(Data entries)
+---+
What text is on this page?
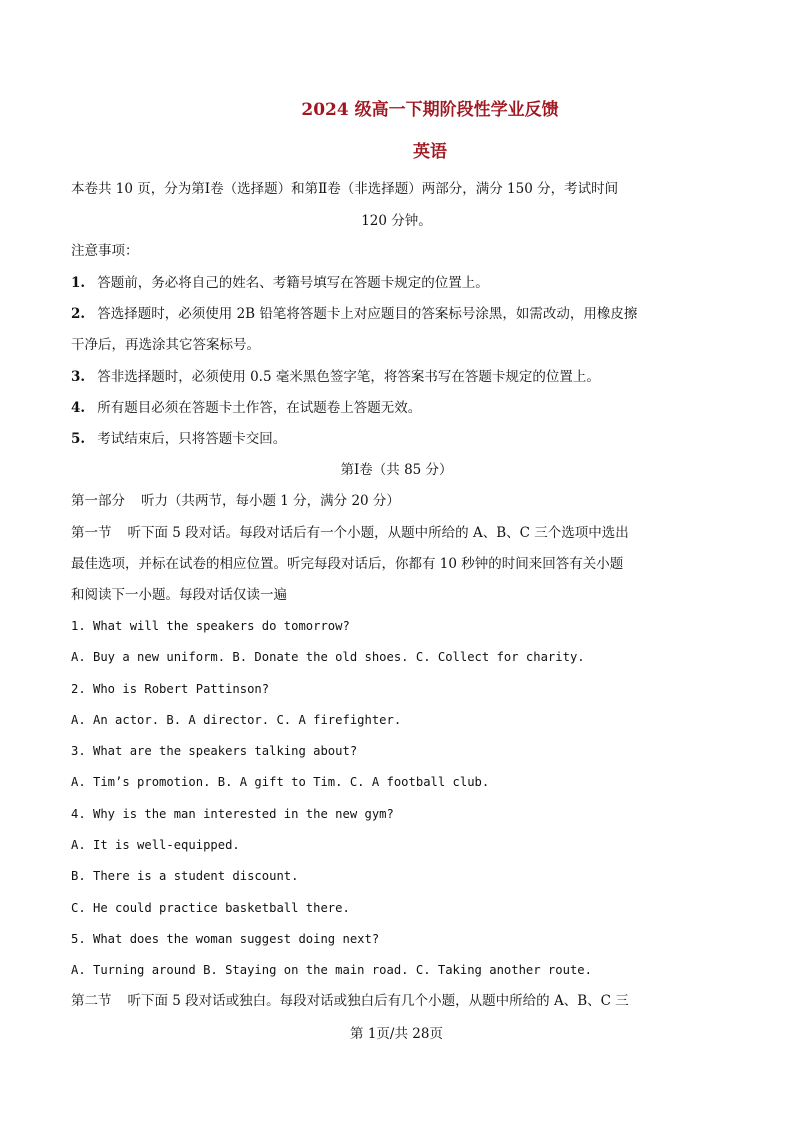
2024 级高一下期阶段性学业反馈
英语
本卷共 10 页，分为第Ⅰ卷（选择题）和第Ⅱ卷（非选择题）两部分，满分 150 分，考试时间
120 分钟。
注意事项：
1. 答题前，务必将自己的姓名、考籍号填写在答题卡规定的位置上。
2. 答选择题时，必须使用 2B 铅笔将答题卡上对应题目的答案标号涂黑，如需改动，用橡皮擦
干净后，再选涂其它答案标号。
3. 答非选择题时，必须使用 0.5 毫米黑色签字笔，将答案书写在答题卡规定的位置上。
4. 所有题目必须在答题卡土作答，在试题卷上答题无效。
5. 考试结束后，只将答题卡交回。
第Ⅰ卷（共 85 分）
第一部分 听力（共两节，每小题 1 分，满分 20 分）
第一节 听下面 5 段对话。每段对话后有一个小题，从题中所给的 A、B、C 三个选项中选出
最佳选项，并标在试卷的相应位置。听完每段对话后，你都有 10 秒钟的时间来回答有关小题
和阅读下一小题。每段对话仅读一遍
1. What will the speakers do tomorrow?
A. Buy a new uniform. B. Donate the old shoes. C. Collect for charity.
2. Who is Robert Pattinson?
A. An actor. B. A director. C. A firefighter.
3. What are the speakers talking about?
A. Tim’s promotion. B. A gift to Tim. C. A football club.
4. Why is the man interested in the new gym?
A. It is well-equipped.
B. There is a student discount.
C. He could practice basketball there.
5. What does the woman suggest doing next?
A. Turning around B. Staying on the main road. C. Taking another route.
第二节 听下面 5 段对话或独白。每段对话或独白后有几个小题，从题中所给的 A、B、C 三
第 1页/共 28页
+---+
**Written exercise**. Your task is to return the entries above exactly, with no pictures.

**Result of this task**.
What text is on this page?
2024 级高一下期阶段性学业反馈
英语
本卷共 10 页，分为第Ⅰ卷（选择题）和第Ⅱ卷（非选择题）两部分，满分 150 分，考试时间
120 分钟。
注意事项：
1. 答题前，务必将自己的姓名、考籍号填写在答题卡规定的位置上。
2. 答选择题时，必须使用 2B 铅笔将答题卡上对应题目的答案标号涂黑，如需改动，用橡皮擦
干净后，再选涂其它答案标号。
3. 答非选择题时，必须使用 0.5 毫米黑色签字笔，将答案书写在答题卡规定的位置上。
4. 所有题目必须在答题卡土作答，在试题卷上答题无效。
5. 考试结束后，只将答题卡交回。
第Ⅰ卷（共 85 分）
第一部分 听力（共两节，每小题 1 分，满分 20 分）
第一节 听下面 5 段对话。每段对话后有一个小题，从题中所给的 A、B、C 三个选项中选出
最佳选项，并标在试卷的相应位置。听完每段对话后，你都有 10 秒钟的时间来回答有关小题
和阅读下一小题。每段对话仅读一遍
1. What will the speakers do tomorrow?
A. Buy a new uniform. B. Donate the old shoes. C. Collect for charity.
2. Who is Robert Pattinson?
A. An actor. B. A director. C. A firefighter.
3. What are the speakers talking about?
A. Tim’s promotion. B. A gift to Tim. C. A football club.
4. Why is the man interested in the new gym?
A. It is well-equipped.
B. There is a student discount.
C. He could practice basketball there.
5. What does the woman suggest doing next?
A. Turning around B. Staying on the main road. C. Taking another route.
第二节 听下面 5 段对话或独白。每段对话或独白后有几个小题，从题中所给的 A、B、C 三
第 1页/共 28页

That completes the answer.